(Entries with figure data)
━━━━

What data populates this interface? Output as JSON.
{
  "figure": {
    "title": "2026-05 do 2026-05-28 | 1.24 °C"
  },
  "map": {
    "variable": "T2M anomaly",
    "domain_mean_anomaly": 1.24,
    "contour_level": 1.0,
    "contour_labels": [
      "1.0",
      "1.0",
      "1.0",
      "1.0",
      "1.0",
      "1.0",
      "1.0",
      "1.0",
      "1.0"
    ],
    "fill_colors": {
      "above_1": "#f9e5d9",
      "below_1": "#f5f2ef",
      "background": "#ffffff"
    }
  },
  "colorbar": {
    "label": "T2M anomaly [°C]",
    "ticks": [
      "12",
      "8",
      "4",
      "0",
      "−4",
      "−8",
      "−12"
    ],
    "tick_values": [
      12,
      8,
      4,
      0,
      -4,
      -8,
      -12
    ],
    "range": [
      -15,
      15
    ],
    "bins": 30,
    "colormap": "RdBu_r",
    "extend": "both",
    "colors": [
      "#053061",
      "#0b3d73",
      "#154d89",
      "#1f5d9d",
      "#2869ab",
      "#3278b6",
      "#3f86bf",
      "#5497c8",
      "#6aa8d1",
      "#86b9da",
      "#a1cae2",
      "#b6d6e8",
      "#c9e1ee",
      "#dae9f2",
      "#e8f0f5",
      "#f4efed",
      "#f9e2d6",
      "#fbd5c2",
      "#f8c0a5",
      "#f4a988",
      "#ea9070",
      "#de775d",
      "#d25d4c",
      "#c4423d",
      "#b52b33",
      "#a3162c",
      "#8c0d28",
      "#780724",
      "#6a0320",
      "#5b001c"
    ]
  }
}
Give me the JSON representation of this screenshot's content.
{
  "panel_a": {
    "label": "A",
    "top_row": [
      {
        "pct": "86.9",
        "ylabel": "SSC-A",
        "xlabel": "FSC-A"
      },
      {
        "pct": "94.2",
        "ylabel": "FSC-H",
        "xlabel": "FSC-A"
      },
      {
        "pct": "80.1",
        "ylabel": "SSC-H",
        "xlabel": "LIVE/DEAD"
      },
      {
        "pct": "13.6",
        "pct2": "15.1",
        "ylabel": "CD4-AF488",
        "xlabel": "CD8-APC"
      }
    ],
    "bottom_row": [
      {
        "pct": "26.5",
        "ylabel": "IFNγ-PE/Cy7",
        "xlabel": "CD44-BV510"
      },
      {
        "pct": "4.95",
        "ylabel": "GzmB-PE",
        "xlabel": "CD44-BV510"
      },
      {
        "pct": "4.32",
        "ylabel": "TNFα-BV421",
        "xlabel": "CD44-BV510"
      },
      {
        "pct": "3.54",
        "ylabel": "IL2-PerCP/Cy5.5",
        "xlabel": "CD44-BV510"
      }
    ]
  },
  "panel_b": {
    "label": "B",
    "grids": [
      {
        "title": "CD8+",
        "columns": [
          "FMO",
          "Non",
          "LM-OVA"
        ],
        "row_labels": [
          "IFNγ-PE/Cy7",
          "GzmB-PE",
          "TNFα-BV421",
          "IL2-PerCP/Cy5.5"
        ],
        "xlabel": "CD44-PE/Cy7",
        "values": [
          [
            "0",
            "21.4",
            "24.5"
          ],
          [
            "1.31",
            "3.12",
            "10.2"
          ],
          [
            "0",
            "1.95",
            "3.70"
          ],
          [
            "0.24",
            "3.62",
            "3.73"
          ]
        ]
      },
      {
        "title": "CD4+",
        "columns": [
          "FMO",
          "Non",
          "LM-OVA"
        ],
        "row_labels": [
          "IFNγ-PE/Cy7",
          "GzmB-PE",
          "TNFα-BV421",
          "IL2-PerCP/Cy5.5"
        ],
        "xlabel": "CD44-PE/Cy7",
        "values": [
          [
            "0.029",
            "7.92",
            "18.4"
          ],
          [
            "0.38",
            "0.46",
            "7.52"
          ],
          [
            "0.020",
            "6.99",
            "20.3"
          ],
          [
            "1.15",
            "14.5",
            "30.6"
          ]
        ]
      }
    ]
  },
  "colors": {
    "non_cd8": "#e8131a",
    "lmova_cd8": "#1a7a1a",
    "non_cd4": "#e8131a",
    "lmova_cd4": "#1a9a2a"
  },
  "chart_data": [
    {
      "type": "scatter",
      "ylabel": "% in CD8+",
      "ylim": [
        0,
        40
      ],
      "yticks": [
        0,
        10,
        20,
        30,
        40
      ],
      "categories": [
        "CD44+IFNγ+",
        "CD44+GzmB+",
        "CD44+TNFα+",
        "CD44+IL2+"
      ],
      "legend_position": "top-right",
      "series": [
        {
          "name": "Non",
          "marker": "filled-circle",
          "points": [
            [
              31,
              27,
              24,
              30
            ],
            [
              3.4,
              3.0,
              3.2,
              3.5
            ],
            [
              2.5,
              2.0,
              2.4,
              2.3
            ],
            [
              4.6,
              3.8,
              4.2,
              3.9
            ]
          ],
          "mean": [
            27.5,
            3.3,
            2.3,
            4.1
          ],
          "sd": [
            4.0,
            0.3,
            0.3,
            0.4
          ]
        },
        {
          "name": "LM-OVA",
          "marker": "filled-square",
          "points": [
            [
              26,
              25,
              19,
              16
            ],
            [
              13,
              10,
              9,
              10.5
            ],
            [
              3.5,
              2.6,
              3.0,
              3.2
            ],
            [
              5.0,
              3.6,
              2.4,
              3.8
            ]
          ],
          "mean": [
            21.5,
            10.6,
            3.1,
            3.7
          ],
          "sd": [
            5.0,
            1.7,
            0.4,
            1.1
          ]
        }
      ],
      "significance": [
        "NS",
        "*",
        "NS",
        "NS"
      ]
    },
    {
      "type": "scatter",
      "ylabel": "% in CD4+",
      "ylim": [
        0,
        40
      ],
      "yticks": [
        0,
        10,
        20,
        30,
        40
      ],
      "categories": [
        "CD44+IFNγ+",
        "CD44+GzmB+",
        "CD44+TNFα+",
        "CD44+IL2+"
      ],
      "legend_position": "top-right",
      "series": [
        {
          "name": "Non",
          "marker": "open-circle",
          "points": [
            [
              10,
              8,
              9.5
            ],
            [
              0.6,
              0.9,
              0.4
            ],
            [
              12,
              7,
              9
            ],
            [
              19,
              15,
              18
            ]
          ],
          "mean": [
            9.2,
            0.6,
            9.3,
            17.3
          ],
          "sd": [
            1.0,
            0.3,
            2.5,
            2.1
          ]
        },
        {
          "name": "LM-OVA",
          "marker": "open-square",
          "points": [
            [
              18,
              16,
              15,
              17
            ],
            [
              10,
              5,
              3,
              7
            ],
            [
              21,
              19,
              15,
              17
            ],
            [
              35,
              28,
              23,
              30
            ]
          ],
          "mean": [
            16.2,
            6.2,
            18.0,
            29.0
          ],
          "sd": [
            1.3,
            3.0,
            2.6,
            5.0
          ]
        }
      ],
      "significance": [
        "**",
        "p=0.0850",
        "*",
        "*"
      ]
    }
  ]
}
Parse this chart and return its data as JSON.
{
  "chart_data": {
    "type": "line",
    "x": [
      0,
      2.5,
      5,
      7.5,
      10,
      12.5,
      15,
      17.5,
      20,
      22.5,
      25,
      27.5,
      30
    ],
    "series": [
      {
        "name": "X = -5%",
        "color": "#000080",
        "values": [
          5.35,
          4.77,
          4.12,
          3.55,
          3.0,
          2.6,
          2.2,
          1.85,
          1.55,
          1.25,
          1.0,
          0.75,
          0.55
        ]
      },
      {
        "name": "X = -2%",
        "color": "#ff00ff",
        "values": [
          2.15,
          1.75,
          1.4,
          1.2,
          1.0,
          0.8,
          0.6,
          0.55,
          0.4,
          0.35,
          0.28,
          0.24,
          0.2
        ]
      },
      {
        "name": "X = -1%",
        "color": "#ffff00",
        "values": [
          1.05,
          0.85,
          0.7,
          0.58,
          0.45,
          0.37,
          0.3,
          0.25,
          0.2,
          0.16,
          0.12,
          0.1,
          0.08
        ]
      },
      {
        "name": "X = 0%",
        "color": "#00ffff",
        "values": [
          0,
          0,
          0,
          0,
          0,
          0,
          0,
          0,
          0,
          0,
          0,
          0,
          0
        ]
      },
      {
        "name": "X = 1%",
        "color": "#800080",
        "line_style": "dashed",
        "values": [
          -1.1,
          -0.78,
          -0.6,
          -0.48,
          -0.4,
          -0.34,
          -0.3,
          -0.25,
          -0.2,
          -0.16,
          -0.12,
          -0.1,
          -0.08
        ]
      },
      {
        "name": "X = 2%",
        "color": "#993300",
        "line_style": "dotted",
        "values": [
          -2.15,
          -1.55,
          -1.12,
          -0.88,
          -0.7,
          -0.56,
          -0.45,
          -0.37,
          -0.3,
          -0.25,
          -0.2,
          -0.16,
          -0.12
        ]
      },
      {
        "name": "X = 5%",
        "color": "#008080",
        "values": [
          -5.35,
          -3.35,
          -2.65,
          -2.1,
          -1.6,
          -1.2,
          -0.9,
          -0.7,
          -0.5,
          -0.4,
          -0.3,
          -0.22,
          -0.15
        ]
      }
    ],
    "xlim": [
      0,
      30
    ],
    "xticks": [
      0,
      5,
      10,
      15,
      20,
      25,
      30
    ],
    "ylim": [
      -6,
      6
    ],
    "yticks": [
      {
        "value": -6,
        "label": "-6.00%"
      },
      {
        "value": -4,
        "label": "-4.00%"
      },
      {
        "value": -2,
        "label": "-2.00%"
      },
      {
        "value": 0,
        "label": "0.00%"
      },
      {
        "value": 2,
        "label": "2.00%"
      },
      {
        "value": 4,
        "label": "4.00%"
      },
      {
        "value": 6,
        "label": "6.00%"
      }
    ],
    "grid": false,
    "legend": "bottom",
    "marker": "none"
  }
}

━━━━

*DIRECTION*: Find the lines that include the string "name", then copy each of them.

*FINAL RESULT*:
          "name": "Non",
          "name": "LM-OVA",
          "name": "Non",
          "name": "LM-OVA",
        "name": "X = -5%",
        "name": "X = -2%",
        "name": "X = -1%",
        "name": "X = 0%",
        "name": "X = 1%",
        "name": "X = 2%",
        "name": "X = 5%",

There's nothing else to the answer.